Check every line below for the word "Platform" and copy each one that has it.

**Raw records**
---+---

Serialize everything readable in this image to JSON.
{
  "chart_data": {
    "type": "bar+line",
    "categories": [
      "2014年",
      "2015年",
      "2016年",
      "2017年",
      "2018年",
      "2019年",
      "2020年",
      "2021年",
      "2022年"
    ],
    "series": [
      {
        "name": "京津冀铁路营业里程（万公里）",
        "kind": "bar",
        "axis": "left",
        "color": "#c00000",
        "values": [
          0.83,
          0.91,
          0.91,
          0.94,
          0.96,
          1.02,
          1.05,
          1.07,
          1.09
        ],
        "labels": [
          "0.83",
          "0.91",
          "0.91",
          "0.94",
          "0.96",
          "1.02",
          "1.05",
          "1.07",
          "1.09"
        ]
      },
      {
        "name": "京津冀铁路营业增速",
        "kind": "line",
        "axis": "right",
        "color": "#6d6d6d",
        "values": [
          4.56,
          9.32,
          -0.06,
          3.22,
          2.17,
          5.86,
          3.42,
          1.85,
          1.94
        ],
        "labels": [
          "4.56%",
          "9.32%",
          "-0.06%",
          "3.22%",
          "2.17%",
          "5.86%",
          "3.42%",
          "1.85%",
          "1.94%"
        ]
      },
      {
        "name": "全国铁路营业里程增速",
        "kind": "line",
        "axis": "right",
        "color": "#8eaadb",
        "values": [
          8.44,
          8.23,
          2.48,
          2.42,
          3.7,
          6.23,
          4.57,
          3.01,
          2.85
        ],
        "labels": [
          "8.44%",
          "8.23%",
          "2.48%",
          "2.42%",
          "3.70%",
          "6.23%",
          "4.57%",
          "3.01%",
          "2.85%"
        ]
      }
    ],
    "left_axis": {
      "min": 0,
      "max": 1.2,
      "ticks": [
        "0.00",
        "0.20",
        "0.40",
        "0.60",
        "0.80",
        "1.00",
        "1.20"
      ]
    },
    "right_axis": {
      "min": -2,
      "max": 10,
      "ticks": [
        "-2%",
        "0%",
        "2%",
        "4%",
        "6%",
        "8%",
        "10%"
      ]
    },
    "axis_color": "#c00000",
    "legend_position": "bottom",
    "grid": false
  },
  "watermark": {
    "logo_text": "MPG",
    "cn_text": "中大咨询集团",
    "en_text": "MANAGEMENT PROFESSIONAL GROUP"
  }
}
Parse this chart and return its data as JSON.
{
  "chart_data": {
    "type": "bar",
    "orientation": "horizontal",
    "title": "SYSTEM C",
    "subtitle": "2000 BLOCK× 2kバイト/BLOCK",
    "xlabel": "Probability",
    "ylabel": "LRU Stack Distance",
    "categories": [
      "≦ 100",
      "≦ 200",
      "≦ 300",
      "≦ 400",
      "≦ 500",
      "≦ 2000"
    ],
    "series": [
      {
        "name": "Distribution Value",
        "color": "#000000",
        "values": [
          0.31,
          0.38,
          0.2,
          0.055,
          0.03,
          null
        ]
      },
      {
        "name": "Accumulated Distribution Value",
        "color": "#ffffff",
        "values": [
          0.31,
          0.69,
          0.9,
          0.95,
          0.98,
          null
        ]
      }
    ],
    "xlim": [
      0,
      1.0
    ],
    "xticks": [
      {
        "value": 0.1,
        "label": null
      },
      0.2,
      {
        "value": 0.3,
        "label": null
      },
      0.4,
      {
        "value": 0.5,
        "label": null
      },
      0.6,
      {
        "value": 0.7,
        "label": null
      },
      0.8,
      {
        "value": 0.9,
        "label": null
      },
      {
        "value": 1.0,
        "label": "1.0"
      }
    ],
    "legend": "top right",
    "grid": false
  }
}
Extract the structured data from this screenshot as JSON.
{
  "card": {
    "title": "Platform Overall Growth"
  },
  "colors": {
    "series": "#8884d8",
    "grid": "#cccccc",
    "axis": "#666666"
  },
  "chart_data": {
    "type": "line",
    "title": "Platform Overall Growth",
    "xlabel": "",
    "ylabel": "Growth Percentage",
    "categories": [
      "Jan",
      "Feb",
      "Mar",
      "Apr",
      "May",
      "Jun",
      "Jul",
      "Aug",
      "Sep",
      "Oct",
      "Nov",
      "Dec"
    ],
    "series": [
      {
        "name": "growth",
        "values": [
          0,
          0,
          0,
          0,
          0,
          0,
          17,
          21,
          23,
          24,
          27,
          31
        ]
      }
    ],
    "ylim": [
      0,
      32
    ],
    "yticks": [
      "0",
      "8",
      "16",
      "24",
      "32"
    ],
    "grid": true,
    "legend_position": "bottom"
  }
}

---+---

**Expected output**
    "title": "Platform Overall Growth"
    "title": "Platform Overall Growth",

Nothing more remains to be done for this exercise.